## Listed records
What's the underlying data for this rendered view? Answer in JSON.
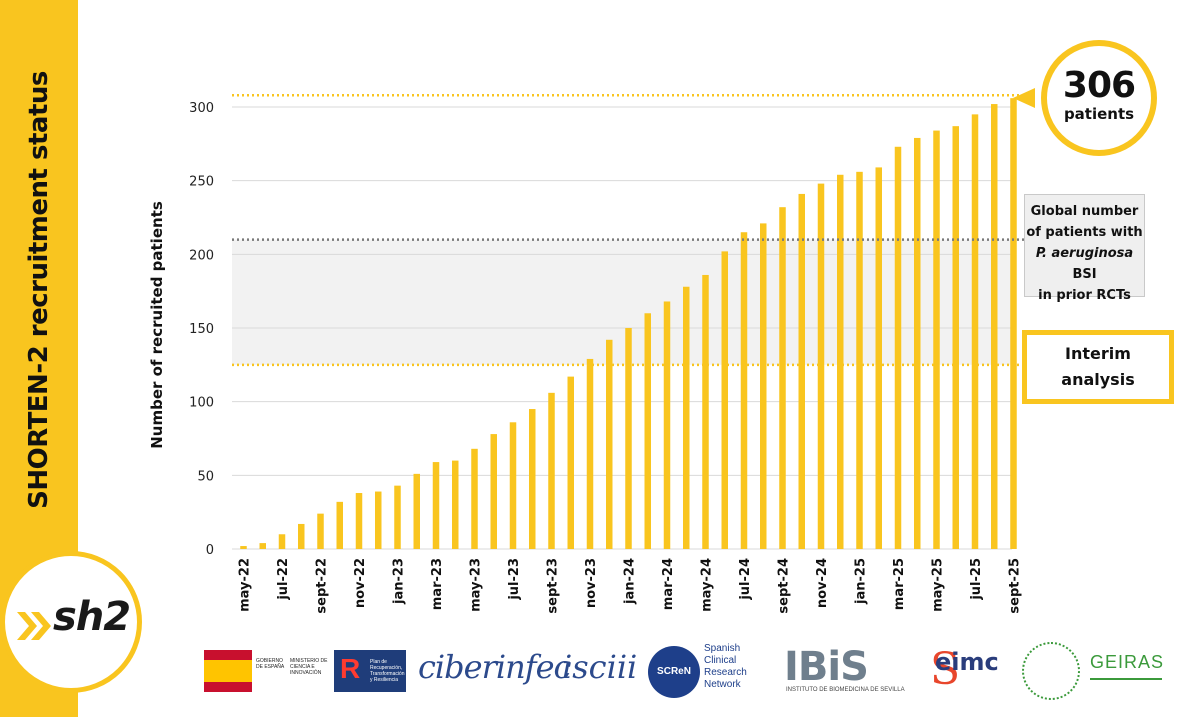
{
  "sidebar": {
    "title": "SHORTEN-2 recruitment status",
    "logo_text": "sh2",
    "accent_color": "#f9c51f"
  },
  "callouts": {
    "total_value": "306",
    "total_label": "patients",
    "global_line1": "Global number",
    "global_line2": "of patients with",
    "global_line3_italic": "P. aeruginosa",
    "global_line3_rest": " BSI",
    "global_line4": "in prior RCTs",
    "interim_line1": "Interim",
    "interim_line2": "analysis"
  },
  "logos": {
    "gov_text1": "GOBIERNO DE ESPAÑA",
    "gov_text2": "MINISTERIO DE CIENCIA E INNOVACIÓN",
    "prtr_text": "Plan de Recuperación, Transformación y Resiliencia",
    "ciber": "ciberinfec",
    "iscii": "isciii",
    "screen_badge": "SCReN",
    "screen_line1": "Spanish",
    "screen_line2": "Clinical",
    "screen_line3": "Research",
    "screen_line4": "Network",
    "ibis": "IBiS",
    "ibis_sub": "INSTITUTO DE BIOMEDICINA DE SEVILLA",
    "seimc": "eimc",
    "seimc_initial": "S",
    "geiras": "GEIRAS"
  },
  "chart_data": {
    "type": "bar",
    "title": "",
    "xlabel": "",
    "ylabel": "Number of recruited patients",
    "ylim": [
      0,
      310
    ],
    "yticks": [
      0,
      50,
      100,
      150,
      200,
      250,
      300
    ],
    "grid": true,
    "bar_color": "#f9c51f",
    "categories": [
      "may-22",
      "jun-22",
      "jul-22",
      "aug-22",
      "sept-22",
      "oct-22",
      "nov-22",
      "dec-22",
      "jan-23",
      "feb-23",
      "mar-23",
      "apr-23",
      "may-23",
      "jun-23",
      "jul-23",
      "aug-23",
      "sept-23",
      "oct-23",
      "nov-23",
      "dec-23",
      "jan-24",
      "feb-24",
      "mar-24",
      "apr-24",
      "may-24",
      "jun-24",
      "jul-24",
      "aug-24",
      "sept-24",
      "oct-24",
      "nov-24",
      "dec-24",
      "jan-25",
      "feb-25",
      "mar-25",
      "apr-25",
      "may-25",
      "jun-25",
      "jul-25",
      "aug-25",
      "sept-25"
    ],
    "tick_labels": [
      "may-22",
      "jul-22",
      "sept-22",
      "nov-22",
      "jan-23",
      "mar-23",
      "may-23",
      "jul-23",
      "sept-23",
      "nov-23",
      "jan-24",
      "mar-24",
      "may-24",
      "jul-24",
      "sept-24",
      "nov-24",
      "jan-25",
      "mar-25",
      "may-25",
      "jul-25",
      "sept-25"
    ],
    "values": [
      2,
      4,
      10,
      17,
      24,
      32,
      38,
      39,
      43,
      51,
      59,
      60,
      68,
      78,
      86,
      95,
      106,
      117,
      129,
      142,
      150,
      160,
      168,
      178,
      186,
      202,
      215,
      221,
      232,
      241,
      248,
      254,
      256,
      259,
      273,
      279,
      284,
      287,
      295,
      302,
      306
    ],
    "reference_lines": [
      {
        "name": "total",
        "value": 308,
        "color": "#f9c51f"
      },
      {
        "name": "global-prior-rcts",
        "value": 210,
        "color": "#7a7a7a"
      },
      {
        "name": "interim",
        "value": 125,
        "color": "#f9c51f"
      }
    ],
    "shaded_band": {
      "from": 125,
      "to": 210,
      "color": "#f2f2f2"
    }
  }
}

## Task
Copy the listing exactly. Leave the pictures out.

## Answer to this problem
What's the underlying data for this rendered view? Answer in JSON.
{
  "sidebar": {
    "title": "SHORTEN-2 recruitment status",
    "logo_text": "sh2",
    "accent_color": "#f9c51f"
  },
  "callouts": {
    "total_value": "306",
    "total_label": "patients",
    "global_line1": "Global number",
    "global_line2": "of patients with",
    "global_line3_italic": "P. aeruginosa",
    "global_line3_rest": " BSI",
    "global_line4": "in prior RCTs",
    "interim_line1": "Interim",
    "interim_line2": "analysis"
  },
  "logos": {
    "gov_text1": "GOBIERNO DE ESPAÑA",
    "gov_text2": "MINISTERIO DE CIENCIA E INNOVACIÓN",
    "prtr_text": "Plan de Recuperación, Transformación y Resiliencia",
    "ciber": "ciberinfec",
    "iscii": "isciii",
    "screen_badge": "SCReN",
    "screen_line1": "Spanish",
    "screen_line2": "Clinical",
    "screen_line3": "Research",
    "screen_line4": "Network",
    "ibis": "IBiS",
    "ibis_sub": "INSTITUTO DE BIOMEDICINA DE SEVILLA",
    "seimc": "eimc",
    "seimc_initial": "S",
    "geiras": "GEIRAS"
  },
  "chart_data": {
    "type": "bar",
    "title": "",
    "xlabel": "",
    "ylabel": "Number of recruited patients",
    "ylim": [
      0,
      310
    ],
    "yticks": [
      0,
      50,
      100,
      150,
      200,
      250,
      300
    ],
    "grid": true,
    "bar_color": "#f9c51f",
    "categories": [
      "may-22",
      "jun-22",
      "jul-22",
      "aug-22",
      "sept-22",
      "oct-22",
      "nov-22",
      "dec-22",
      "jan-23",
      "feb-23",
      "mar-23",
      "apr-23",
      "may-23",
      "jun-23",
      "jul-23",
      "aug-23",
      "sept-23",
      "oct-23",
      "nov-23",
      "dec-23",
      "jan-24",
      "feb-24",
      "mar-24",
      "apr-24",
      "may-24",
      "jun-24",
      "jul-24",
      "aug-24",
      "sept-24",
      "oct-24",
      "nov-24",
      "dec-24",
      "jan-25",
      "feb-25",
      "mar-25",
      "apr-25",
      "may-25",
      "jun-25",
      "jul-25",
      "aug-25",
      "sept-25"
    ],
    "tick_labels": [
      "may-22",
      "jul-22",
      "sept-22",
      "nov-22",
      "jan-23",
      "mar-23",
      "may-23",
      "jul-23",
      "sept-23",
      "nov-23",
      "jan-24",
      "mar-24",
      "may-24",
      "jul-24",
      "sept-24",
      "nov-24",
      "jan-25",
      "mar-25",
      "may-25",
      "jul-25",
      "sept-25"
    ],
    "values": [
      2,
      4,
      10,
      17,
      24,
      32,
      38,
      39,
      43,
      51,
      59,
      60,
      68,
      78,
      86,
      95,
      106,
      117,
      129,
      142,
      150,
      160,
      168,
      178,
      186,
      202,
      215,
      221,
      232,
      241,
      248,
      254,
      256,
      259,
      273,
      279,
      284,
      287,
      295,
      302,
      306
    ],
    "reference_lines": [
      {
        "name": "total",
        "value": 308,
        "color": "#f9c51f"
      },
      {
        "name": "global-prior-rcts",
        "value": 210,
        "color": "#7a7a7a"
      },
      {
        "name": "interim",
        "value": 125,
        "color": "#f9c51f"
      }
    ],
    "shaded_band": {
      "from": 125,
      "to": 210,
      "color": "#f2f2f2"
    }
  }
}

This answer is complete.